__Extracted information__:

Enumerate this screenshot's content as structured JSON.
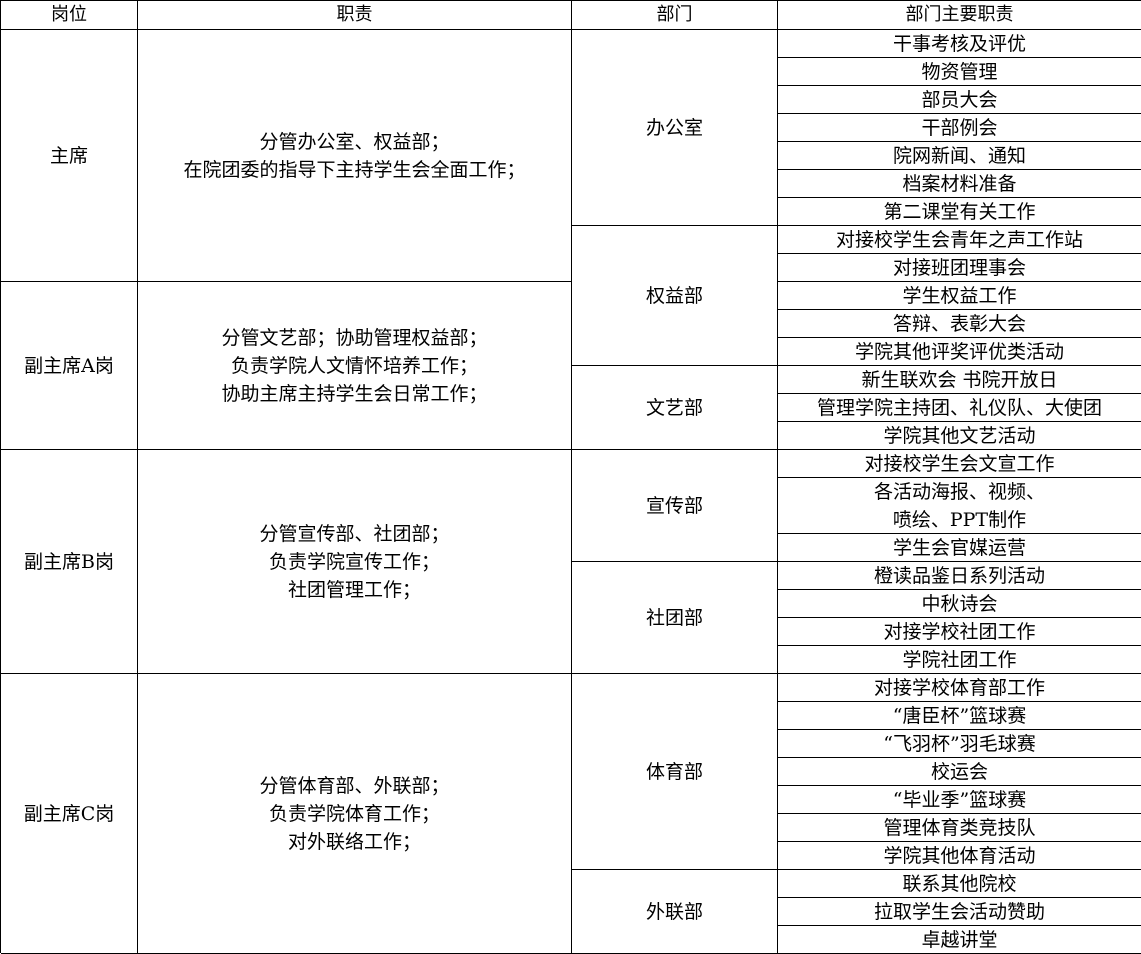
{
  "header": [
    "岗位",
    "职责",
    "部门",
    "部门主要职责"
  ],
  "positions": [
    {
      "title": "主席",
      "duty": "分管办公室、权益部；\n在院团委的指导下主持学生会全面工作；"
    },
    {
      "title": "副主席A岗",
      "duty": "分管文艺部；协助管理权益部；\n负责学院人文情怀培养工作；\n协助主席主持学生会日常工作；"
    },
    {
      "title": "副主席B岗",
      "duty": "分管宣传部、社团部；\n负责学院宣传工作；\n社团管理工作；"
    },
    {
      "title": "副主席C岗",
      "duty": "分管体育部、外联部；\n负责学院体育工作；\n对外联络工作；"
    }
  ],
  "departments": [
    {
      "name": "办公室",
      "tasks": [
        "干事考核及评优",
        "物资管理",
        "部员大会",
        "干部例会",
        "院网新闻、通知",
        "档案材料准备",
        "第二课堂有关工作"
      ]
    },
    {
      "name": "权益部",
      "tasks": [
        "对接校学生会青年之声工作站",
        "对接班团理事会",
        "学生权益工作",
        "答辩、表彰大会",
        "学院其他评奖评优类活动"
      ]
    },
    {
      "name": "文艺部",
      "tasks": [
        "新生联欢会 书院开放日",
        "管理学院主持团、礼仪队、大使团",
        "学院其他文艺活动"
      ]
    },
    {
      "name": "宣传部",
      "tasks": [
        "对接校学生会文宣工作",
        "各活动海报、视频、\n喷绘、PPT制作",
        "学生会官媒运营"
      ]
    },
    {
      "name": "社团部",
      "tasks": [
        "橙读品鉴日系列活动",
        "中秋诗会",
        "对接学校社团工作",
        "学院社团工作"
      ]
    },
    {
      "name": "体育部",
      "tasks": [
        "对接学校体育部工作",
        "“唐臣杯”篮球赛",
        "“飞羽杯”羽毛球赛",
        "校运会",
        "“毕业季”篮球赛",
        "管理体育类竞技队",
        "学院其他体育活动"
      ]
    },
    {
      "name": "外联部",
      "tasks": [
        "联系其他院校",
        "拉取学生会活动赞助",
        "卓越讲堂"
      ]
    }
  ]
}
* * *
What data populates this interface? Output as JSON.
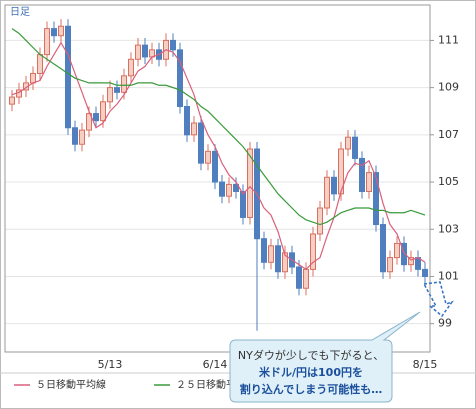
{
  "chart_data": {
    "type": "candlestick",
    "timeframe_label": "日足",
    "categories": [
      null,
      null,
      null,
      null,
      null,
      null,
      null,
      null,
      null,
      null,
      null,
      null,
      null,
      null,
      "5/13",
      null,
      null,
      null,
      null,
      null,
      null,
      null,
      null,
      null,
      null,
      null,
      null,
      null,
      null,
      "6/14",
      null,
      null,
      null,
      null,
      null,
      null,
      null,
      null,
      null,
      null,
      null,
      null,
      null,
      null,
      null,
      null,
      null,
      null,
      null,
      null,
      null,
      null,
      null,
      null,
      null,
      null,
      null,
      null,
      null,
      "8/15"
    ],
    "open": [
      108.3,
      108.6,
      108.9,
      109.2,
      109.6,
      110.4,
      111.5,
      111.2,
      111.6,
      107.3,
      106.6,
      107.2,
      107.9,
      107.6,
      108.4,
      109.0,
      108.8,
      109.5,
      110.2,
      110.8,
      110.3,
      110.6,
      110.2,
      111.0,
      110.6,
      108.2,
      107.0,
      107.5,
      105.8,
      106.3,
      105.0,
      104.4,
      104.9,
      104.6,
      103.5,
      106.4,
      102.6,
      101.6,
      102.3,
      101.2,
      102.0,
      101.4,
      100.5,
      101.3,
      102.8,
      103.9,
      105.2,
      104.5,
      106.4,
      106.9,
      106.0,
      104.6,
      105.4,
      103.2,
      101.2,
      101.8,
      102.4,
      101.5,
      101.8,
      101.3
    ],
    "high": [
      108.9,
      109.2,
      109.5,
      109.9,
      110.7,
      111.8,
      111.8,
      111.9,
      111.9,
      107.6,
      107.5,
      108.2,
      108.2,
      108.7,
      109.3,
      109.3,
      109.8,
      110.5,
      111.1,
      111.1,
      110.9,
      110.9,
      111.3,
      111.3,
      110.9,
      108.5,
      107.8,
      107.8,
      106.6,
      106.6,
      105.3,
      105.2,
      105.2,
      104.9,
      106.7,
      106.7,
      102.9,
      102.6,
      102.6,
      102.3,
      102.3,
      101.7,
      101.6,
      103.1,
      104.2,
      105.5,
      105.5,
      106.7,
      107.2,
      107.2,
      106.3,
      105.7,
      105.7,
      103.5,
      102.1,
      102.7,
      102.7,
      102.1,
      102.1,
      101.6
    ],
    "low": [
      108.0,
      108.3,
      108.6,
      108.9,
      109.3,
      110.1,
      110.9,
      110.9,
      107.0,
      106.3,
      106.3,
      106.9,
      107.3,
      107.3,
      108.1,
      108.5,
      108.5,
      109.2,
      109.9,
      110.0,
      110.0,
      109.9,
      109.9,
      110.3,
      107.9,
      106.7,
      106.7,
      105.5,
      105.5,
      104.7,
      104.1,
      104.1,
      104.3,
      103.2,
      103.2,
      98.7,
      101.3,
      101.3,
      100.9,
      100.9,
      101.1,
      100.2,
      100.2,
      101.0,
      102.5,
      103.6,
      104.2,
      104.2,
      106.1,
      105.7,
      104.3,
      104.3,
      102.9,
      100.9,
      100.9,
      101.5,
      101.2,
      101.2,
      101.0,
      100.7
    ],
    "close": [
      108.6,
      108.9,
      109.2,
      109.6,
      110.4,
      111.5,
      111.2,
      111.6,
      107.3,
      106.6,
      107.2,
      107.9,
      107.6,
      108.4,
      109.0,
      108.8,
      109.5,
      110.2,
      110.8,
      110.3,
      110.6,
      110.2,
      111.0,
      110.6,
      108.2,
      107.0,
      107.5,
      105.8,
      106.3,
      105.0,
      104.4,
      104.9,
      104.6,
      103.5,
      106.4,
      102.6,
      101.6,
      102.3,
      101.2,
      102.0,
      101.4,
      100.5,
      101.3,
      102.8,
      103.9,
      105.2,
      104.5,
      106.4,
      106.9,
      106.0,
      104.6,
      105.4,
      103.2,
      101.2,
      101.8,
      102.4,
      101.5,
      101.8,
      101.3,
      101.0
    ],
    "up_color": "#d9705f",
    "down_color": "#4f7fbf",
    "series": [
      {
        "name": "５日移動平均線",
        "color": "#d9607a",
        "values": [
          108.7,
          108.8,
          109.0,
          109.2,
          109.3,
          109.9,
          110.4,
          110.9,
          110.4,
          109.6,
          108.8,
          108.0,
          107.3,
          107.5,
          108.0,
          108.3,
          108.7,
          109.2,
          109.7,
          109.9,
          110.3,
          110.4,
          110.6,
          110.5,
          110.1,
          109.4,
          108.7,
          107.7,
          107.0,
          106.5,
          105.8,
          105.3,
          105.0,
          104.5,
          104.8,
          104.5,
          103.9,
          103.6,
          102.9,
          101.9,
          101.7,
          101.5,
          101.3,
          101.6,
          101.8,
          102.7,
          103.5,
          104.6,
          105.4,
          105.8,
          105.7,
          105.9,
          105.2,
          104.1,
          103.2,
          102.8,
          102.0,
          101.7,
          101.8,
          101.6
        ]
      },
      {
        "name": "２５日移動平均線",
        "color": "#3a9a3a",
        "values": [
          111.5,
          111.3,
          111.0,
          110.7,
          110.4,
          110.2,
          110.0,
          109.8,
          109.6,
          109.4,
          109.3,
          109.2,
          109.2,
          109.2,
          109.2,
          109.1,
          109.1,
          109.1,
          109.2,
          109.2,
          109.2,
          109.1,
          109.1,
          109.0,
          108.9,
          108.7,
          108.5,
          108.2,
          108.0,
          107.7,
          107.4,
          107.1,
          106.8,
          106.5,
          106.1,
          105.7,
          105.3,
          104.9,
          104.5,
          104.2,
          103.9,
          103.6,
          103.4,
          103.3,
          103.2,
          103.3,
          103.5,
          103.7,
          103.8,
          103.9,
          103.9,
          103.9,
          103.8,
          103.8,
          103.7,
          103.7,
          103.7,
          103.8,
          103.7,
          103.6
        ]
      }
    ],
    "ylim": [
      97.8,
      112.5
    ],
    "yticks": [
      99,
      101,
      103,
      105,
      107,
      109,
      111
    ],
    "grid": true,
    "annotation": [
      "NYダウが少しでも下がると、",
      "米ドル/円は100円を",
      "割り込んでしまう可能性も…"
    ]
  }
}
---
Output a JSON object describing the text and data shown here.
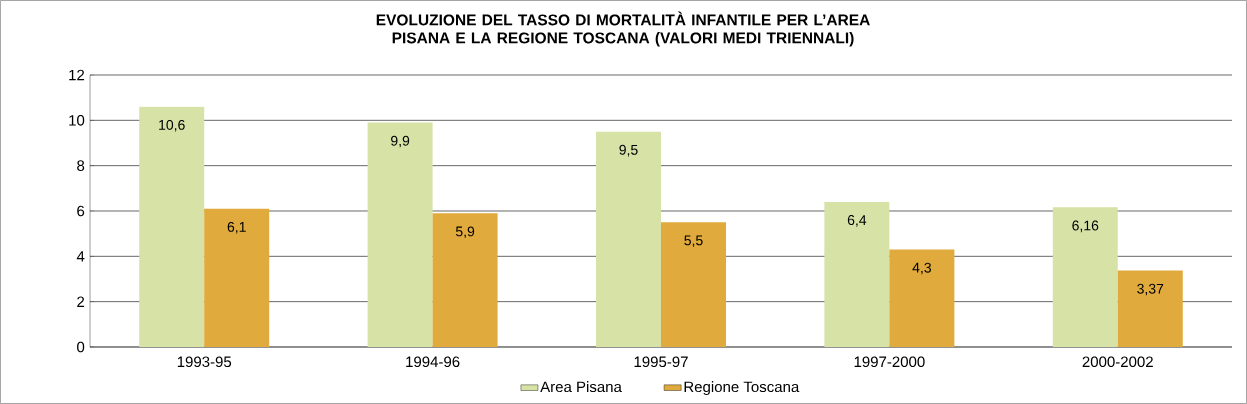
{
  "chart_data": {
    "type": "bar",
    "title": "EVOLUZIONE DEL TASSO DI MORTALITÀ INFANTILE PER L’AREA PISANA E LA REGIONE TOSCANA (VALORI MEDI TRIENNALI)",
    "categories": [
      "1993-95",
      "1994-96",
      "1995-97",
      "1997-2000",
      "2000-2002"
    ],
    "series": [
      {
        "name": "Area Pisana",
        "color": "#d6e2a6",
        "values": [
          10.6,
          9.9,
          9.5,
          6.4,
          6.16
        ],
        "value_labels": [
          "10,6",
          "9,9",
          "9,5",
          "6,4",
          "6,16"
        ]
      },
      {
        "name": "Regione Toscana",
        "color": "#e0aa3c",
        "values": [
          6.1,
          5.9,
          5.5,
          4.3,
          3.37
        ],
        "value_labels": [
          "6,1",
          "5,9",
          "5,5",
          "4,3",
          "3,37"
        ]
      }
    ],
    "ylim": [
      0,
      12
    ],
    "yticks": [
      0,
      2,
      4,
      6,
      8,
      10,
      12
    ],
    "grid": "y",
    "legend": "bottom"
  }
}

__Instructions to follow__:
Filter the listing above by the word "JSON"; copy each line that passes.

__The response__:
Enumerate this screenshot's content as structured JSON.
What data populates this interface? Output as JSON.
Output a JSON object describing the text and data shown here.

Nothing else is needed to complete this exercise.